**Instructions to follow**
Reproduce every record exactly as it appears, but not the pictures.

>> BEGIN Data supplied

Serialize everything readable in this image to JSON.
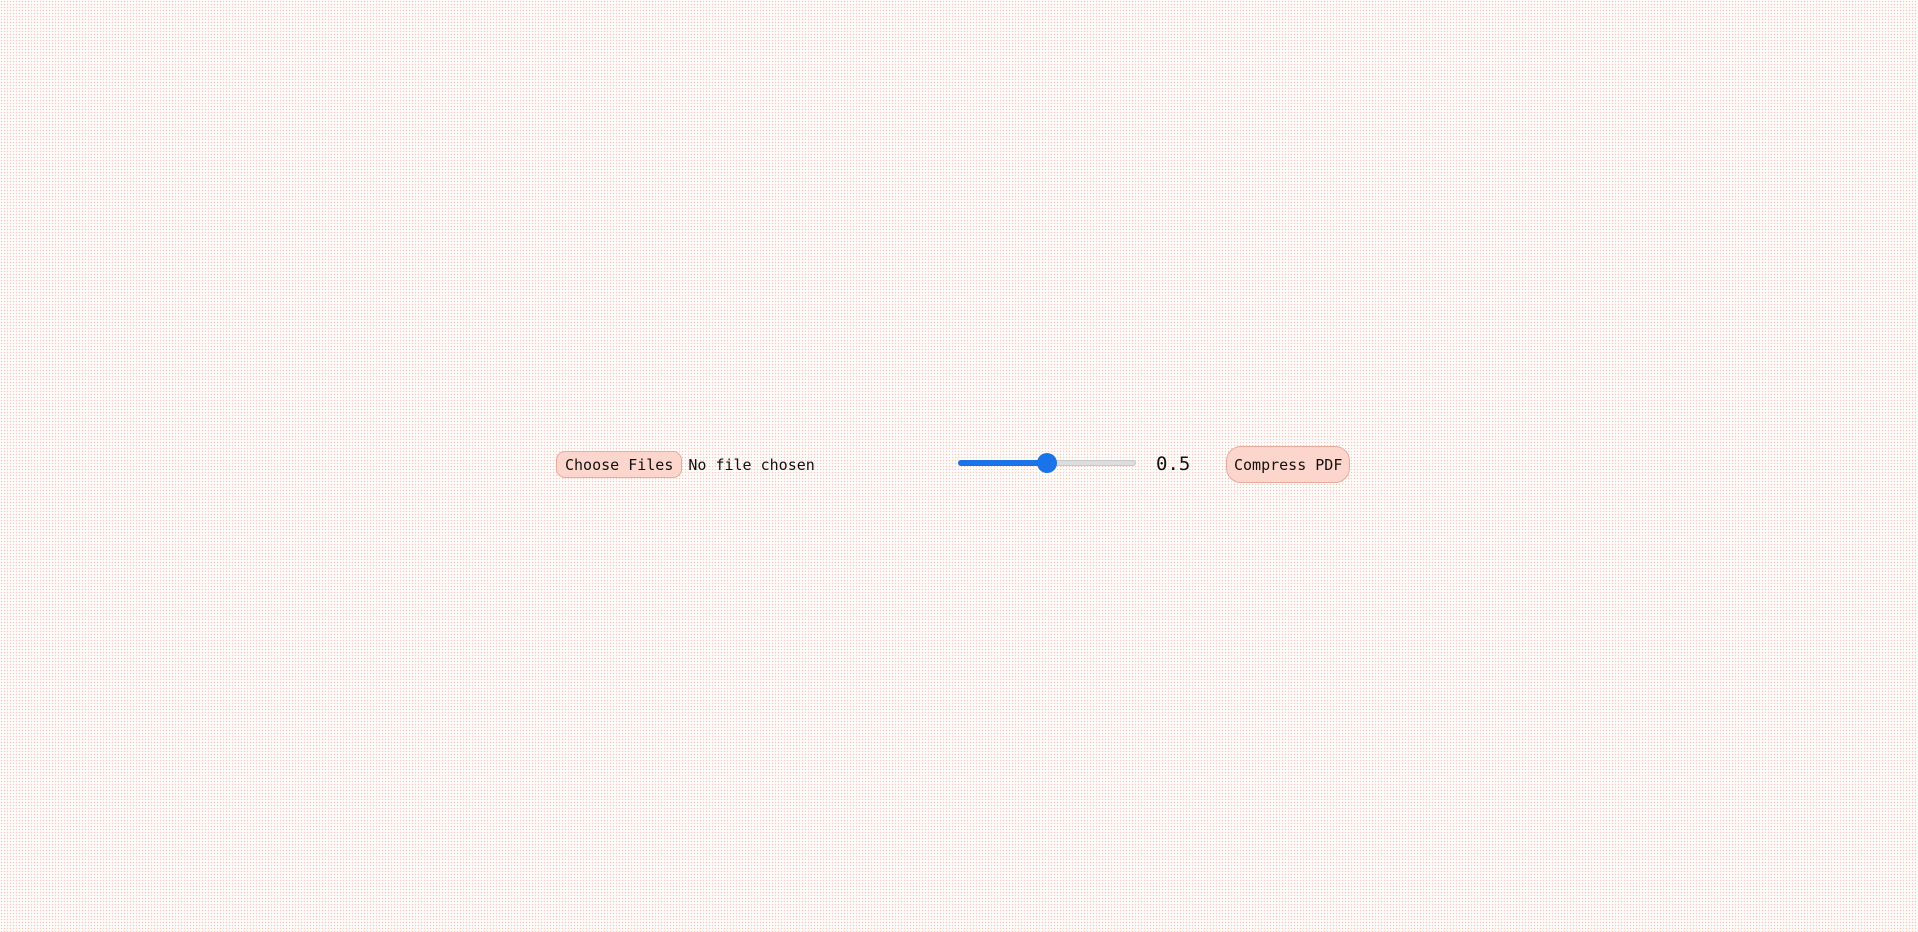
{
  "file_input": {
    "button_label": "Choose Files",
    "status_text": "No file chosen"
  },
  "quality_slider": {
    "min": 0,
    "max": 1,
    "value": 0.5,
    "display_value": "0.5"
  },
  "compress_button": {
    "label": "Compress PDF"
  },
  "colors": {
    "accent": "#1a73e8",
    "button_bg": "#fcd6cc",
    "button_border": "#e9aa9b",
    "page_dots": "#f6c9bf"
  }
}
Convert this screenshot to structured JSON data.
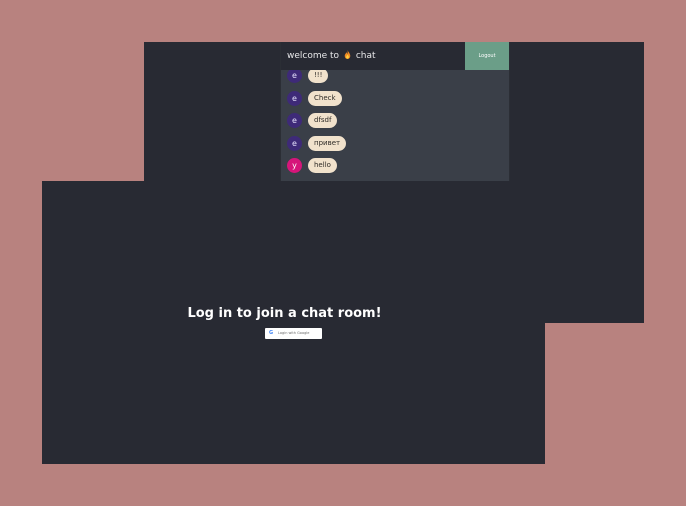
{
  "chat": {
    "title_prefix": "welcome to",
    "title_icon": "flame-icon",
    "title_suffix": "chat",
    "logout_label": "Logout",
    "messages": [
      {
        "avatar": "e",
        "text": "!!!",
        "avatar_color": "#3e2a78"
      },
      {
        "avatar": "e",
        "text": "Check",
        "avatar_color": "#3e2a78"
      },
      {
        "avatar": "e",
        "text": "dfsdf",
        "avatar_color": "#3e2a78"
      },
      {
        "avatar": "e",
        "text": "привет",
        "avatar_color": "#3e2a78"
      },
      {
        "avatar": "y",
        "text": "hello",
        "avatar_color": "#d6157a"
      }
    ]
  },
  "login": {
    "heading": "Log in to join a chat room!",
    "google_button_label": "Login with Google",
    "google_icon": "google-icon"
  },
  "colors": {
    "background": "#b8827f",
    "panel": "#282a33",
    "chat_area": "#3a3f48",
    "logout": "#6b9e88",
    "bubble": "#f1e2cc"
  }
}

>> END Data supplied

**Complete output**
Serialize everything readable in this image to JSON.
{
  "file_input": {
    "button_label": "Choose Files",
    "status_text": "No file chosen"
  },
  "quality_slider": {
    "min": 0,
    "max": 1,
    "value": 0.5,
    "display_value": "0.5"
  },
  "compress_button": {
    "label": "Compress PDF"
  },
  "colors": {
    "accent": "#1a73e8",
    "button_bg": "#fcd6cc",
    "button_border": "#e9aa9b",
    "page_dots": "#f6c9bf"
  }
}
Convert this screenshot to structured JSON data.
{
  "chat": {
    "title_prefix": "welcome to",
    "title_icon": "flame-icon",
    "title_suffix": "chat",
    "logout_label": "Logout",
    "messages": [
      {
        "avatar": "e",
        "text": "!!!",
        "avatar_color": "#3e2a78"
      },
      {
        "avatar": "e",
        "text": "Check",
        "avatar_color": "#3e2a78"
      },
      {
        "avatar": "e",
        "text": "dfsdf",
        "avatar_color": "#3e2a78"
      },
      {
        "avatar": "e",
        "text": "привет",
        "avatar_color": "#3e2a78"
      },
      {
        "avatar": "y",
        "text": "hello",
        "avatar_color": "#d6157a"
      }
    ]
  },
  "login": {
    "heading": "Log in to join a chat room!",
    "google_button_label": "Login with Google",
    "google_icon": "google-icon"
  },
  "colors": {
    "background": "#b8827f",
    "panel": "#282a33",
    "chat_area": "#3a3f48",
    "logout": "#6b9e88",
    "bubble": "#f1e2cc"
  }
}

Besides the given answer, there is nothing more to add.